**Prompt**
Write the data out again exactly, with no pictures.

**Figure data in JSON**

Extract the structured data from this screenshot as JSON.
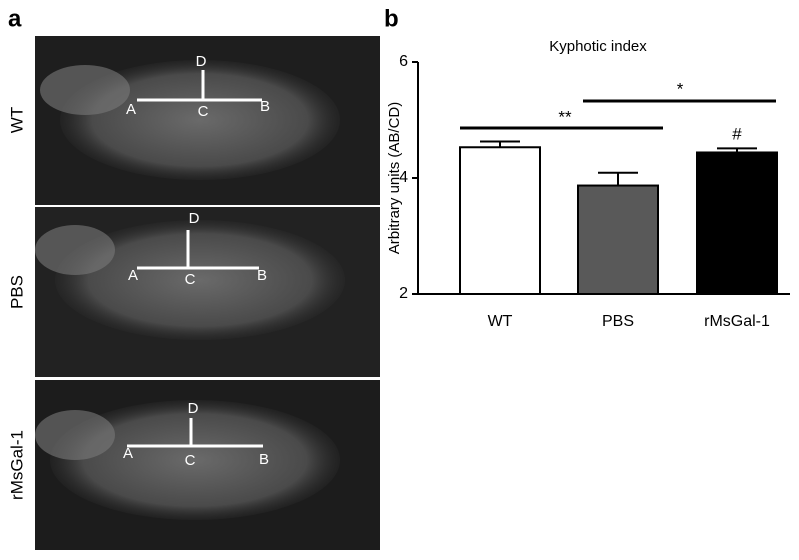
{
  "figure": {
    "panel_a": "a",
    "panel_b": "b",
    "images": [
      {
        "name": "WT",
        "points": [
          "A",
          "B",
          "C",
          "D"
        ]
      },
      {
        "name": "PBS",
        "points": [
          "A",
          "B",
          "C",
          "D"
        ]
      },
      {
        "name": "rMsGal-1",
        "points": [
          "A",
          "B",
          "C",
          "D"
        ]
      }
    ]
  },
  "chart_data": {
    "type": "bar",
    "title": "Kyphotic index",
    "ylabel": "Arbitrary units (AB/CD)",
    "categories": [
      "WT",
      "PBS",
      "rMsGal-1"
    ],
    "values": [
      4.53,
      3.87,
      4.44
    ],
    "errors": [
      0.1,
      0.22,
      0.07
    ],
    "colors": [
      "#ffffff",
      "#595959",
      "#000000"
    ],
    "ylim": [
      2,
      6
    ],
    "yticks": [
      2,
      4,
      6
    ],
    "annotations": [
      "**",
      "*",
      "#"
    ]
  }
}
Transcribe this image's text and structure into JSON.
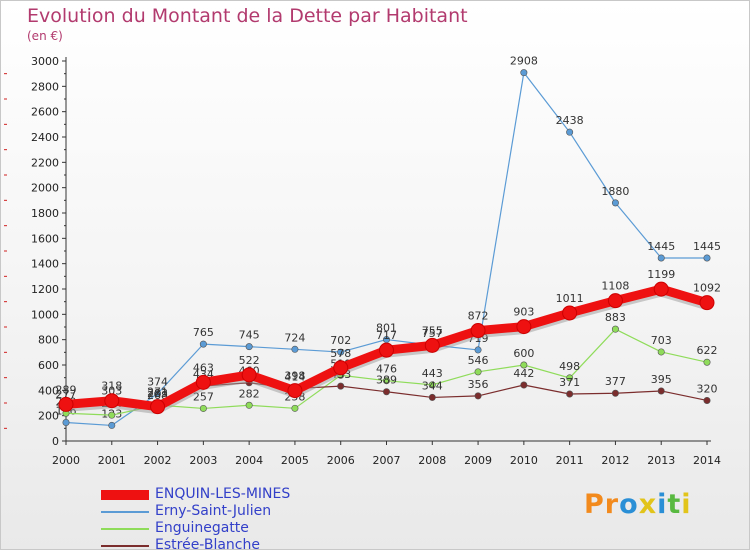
{
  "chart_data": {
    "type": "line",
    "title": "Evolution du Montant de la Dette par Habitant",
    "subtitle": "(en €)",
    "x": [
      "2000",
      "2001",
      "2002",
      "2003",
      "2004",
      "2005",
      "2006",
      "2007",
      "2008",
      "2009",
      "2010",
      "2011",
      "2012",
      "2013",
      "2014"
    ],
    "ylim": [
      0,
      3000
    ],
    "yticks": [
      0,
      200,
      400,
      600,
      800,
      1000,
      1200,
      1400,
      1600,
      1800,
      2000,
      2200,
      2400,
      2600,
      2800,
      3000
    ],
    "grid": false,
    "legend": "bottom-left",
    "series": [
      {
        "name": "Erny-Saint-Julien",
        "color": "#5b9bd5",
        "values": [
          146,
          123,
          374,
          765,
          745,
          724,
          702,
          801,
          757,
          719,
          2908,
          2438,
          1880,
          1445,
          1445
        ]
      },
      {
        "name": "Enguinegatte",
        "color": "#8fdc5a",
        "values": [
          219,
          204,
          283,
          257,
          282,
          258,
          519,
          476,
          443,
          546,
          600,
          498,
          883,
          703,
          622
        ]
      },
      {
        "name": "Estrée-Blanche",
        "color": "#7b2d2d",
        "values": [
          277,
          303,
          268,
          434,
          460,
          414,
          433,
          389,
          344,
          356,
          442,
          371,
          377,
          395,
          320
        ]
      },
      {
        "name": "ENQUIN-LES-MINES",
        "color": "#ee1111",
        "values": [
          289,
          318,
          271,
          463,
          522,
          398,
          578,
          717,
          755,
          872,
          903,
          1011,
          1108,
          1199,
          1092
        ]
      }
    ]
  },
  "brand": {
    "letters": [
      "P",
      "r",
      "o",
      "x",
      "i",
      "t",
      "i"
    ],
    "colors": [
      "#f28a1d",
      "#f28a1d",
      "#2a8fd6",
      "#e2c41a",
      "#2a8fd6",
      "#58b940",
      "#e2c41a"
    ]
  }
}
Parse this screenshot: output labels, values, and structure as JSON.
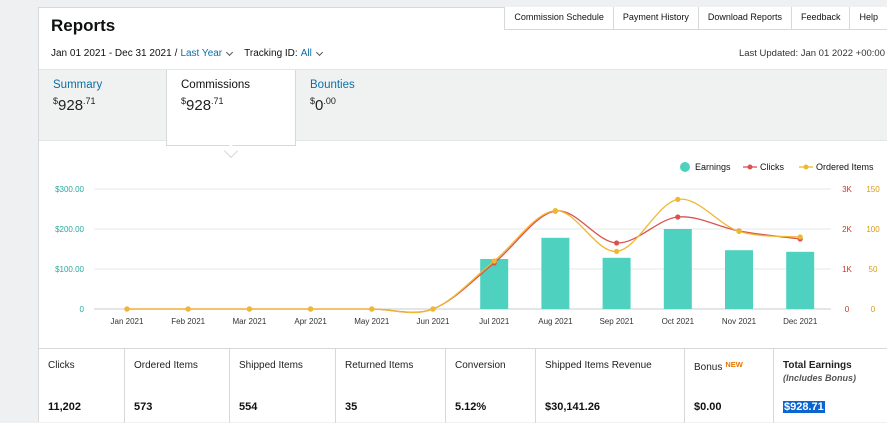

**Output below**
Extract the structured data from this screenshot as JSON.
{
  "figure": {
    "panel_a": "a",
    "panel_b": "b",
    "images": [
      {
        "name": "WT",
        "points": [
          "A",
          "B",
          "C",
          "D"
        ]
      },
      {
        "name": "PBS",
        "points": [
          "A",
          "B",
          "C",
          "D"
        ]
      },
      {
        "name": "rMsGal-1",
        "points": [
          "A",
          "B",
          "C",
          "D"
        ]
      }
    ]
  },
  "chart_data": {
    "type": "bar",
    "title": "Kyphotic index",
    "ylabel": "Arbitrary units (AB/CD)",
    "categories": [
      "WT",
      "PBS",
      "rMsGal-1"
    ],
    "values": [
      4.53,
      3.87,
      4.44
    ],
    "errors": [
      0.1,
      0.22,
      0.07
    ],
    "colors": [
      "#ffffff",
      "#595959",
      "#000000"
    ],
    "ylim": [
      2,
      6
    ],
    "yticks": [
      2,
      4,
      6
    ],
    "annotations": [
      "**",
      "*",
      "#"
    ]
  }
}
Transcribe this image's text and structure into JSON.
{
  "chart_data": {
    "type": "line",
    "title": "Evolution du Montant de la Dette par Habitant",
    "subtitle": "(en €)",
    "x": [
      "2000",
      "2001",
      "2002",
      "2003",
      "2004",
      "2005",
      "2006",
      "2007",
      "2008",
      "2009",
      "2010",
      "2011",
      "2012",
      "2013",
      "2014"
    ],
    "ylim": [
      0,
      3000
    ],
    "yticks": [
      0,
      200,
      400,
      600,
      800,
      1000,
      1200,
      1400,
      1600,
      1800,
      2000,
      2200,
      2400,
      2600,
      2800,
      3000
    ],
    "grid": false,
    "legend": "bottom-left",
    "series": [
      {
        "name": "Erny-Saint-Julien",
        "color": "#5b9bd5",
        "values": [
          146,
          123,
          374,
          765,
          745,
          724,
          702,
          801,
          757,
          719,
          2908,
          2438,
          1880,
          1445,
          1445
        ]
      },
      {
        "name": "Enguinegatte",
        "color": "#8fdc5a",
        "values": [
          219,
          204,
          283,
          257,
          282,
          258,
          519,
          476,
          443,
          546,
          600,
          498,
          883,
          703,
          622
        ]
      },
      {
        "name": "Estrée-Blanche",
        "color": "#7b2d2d",
        "values": [
          277,
          303,
          268,
          434,
          460,
          414,
          433,
          389,
          344,
          356,
          442,
          371,
          377,
          395,
          320
        ]
      },
      {
        "name": "ENQUIN-LES-MINES",
        "color": "#ee1111",
        "values": [
          289,
          318,
          271,
          463,
          522,
          398,
          578,
          717,
          755,
          872,
          903,
          1011,
          1108,
          1199,
          1092
        ]
      }
    ]
  },
  "brand": {
    "letters": [
      "P",
      "r",
      "o",
      "x",
      "i",
      "t",
      "i"
    ],
    "colors": [
      "#f28a1d",
      "#f28a1d",
      "#2a8fd6",
      "#e2c41a",
      "#2a8fd6",
      "#58b940",
      "#e2c41a"
    ]
  }
}
Parse this screenshot: output labels, values, and structure as JSON.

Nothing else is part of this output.